#### DATASET ENTRIES

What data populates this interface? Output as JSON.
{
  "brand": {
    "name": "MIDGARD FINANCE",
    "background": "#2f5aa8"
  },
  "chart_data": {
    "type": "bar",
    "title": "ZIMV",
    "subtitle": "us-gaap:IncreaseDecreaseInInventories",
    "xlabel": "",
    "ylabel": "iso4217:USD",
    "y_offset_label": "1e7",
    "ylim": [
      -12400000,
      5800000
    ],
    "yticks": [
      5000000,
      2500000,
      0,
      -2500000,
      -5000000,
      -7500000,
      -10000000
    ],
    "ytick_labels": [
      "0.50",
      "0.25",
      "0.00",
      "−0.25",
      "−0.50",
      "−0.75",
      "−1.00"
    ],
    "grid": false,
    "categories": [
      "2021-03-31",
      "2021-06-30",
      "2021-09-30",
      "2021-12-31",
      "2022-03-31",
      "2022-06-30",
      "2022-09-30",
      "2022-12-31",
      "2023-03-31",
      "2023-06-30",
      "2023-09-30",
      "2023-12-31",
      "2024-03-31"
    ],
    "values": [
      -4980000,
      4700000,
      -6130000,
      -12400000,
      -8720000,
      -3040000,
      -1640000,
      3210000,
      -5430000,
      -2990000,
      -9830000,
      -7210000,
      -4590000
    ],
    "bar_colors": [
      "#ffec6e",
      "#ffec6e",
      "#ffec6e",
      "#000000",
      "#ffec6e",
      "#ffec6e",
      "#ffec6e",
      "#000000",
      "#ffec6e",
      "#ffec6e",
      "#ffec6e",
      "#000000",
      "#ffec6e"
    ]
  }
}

########

= GIVEN EXERCISE =
Copy the data above exactly. Every line must be included.

= OUTPUT FOR THIS TASK =
What data populates this interface? Output as JSON.
{
  "brand": {
    "name": "MIDGARD FINANCE",
    "background": "#2f5aa8"
  },
  "chart_data": {
    "type": "bar",
    "title": "ZIMV",
    "subtitle": "us-gaap:IncreaseDecreaseInInventories",
    "xlabel": "",
    "ylabel": "iso4217:USD",
    "y_offset_label": "1e7",
    "ylim": [
      -12400000,
      5800000
    ],
    "yticks": [
      5000000,
      2500000,
      0,
      -2500000,
      -5000000,
      -7500000,
      -10000000
    ],
    "ytick_labels": [
      "0.50",
      "0.25",
      "0.00",
      "−0.25",
      "−0.50",
      "−0.75",
      "−1.00"
    ],
    "grid": false,
    "categories": [
      "2021-03-31",
      "2021-06-30",
      "2021-09-30",
      "2021-12-31",
      "2022-03-31",
      "2022-06-30",
      "2022-09-30",
      "2022-12-31",
      "2023-03-31",
      "2023-06-30",
      "2023-09-30",
      "2023-12-31",
      "2024-03-31"
    ],
    "values": [
      -4980000,
      4700000,
      -6130000,
      -12400000,
      -8720000,
      -3040000,
      -1640000,
      3210000,
      -5430000,
      -2990000,
      -9830000,
      -7210000,
      -4590000
    ],
    "bar_colors": [
      "#ffec6e",
      "#ffec6e",
      "#ffec6e",
      "#000000",
      "#ffec6e",
      "#ffec6e",
      "#ffec6e",
      "#000000",
      "#ffec6e",
      "#ffec6e",
      "#ffec6e",
      "#000000",
      "#ffec6e"
    ]
  }
}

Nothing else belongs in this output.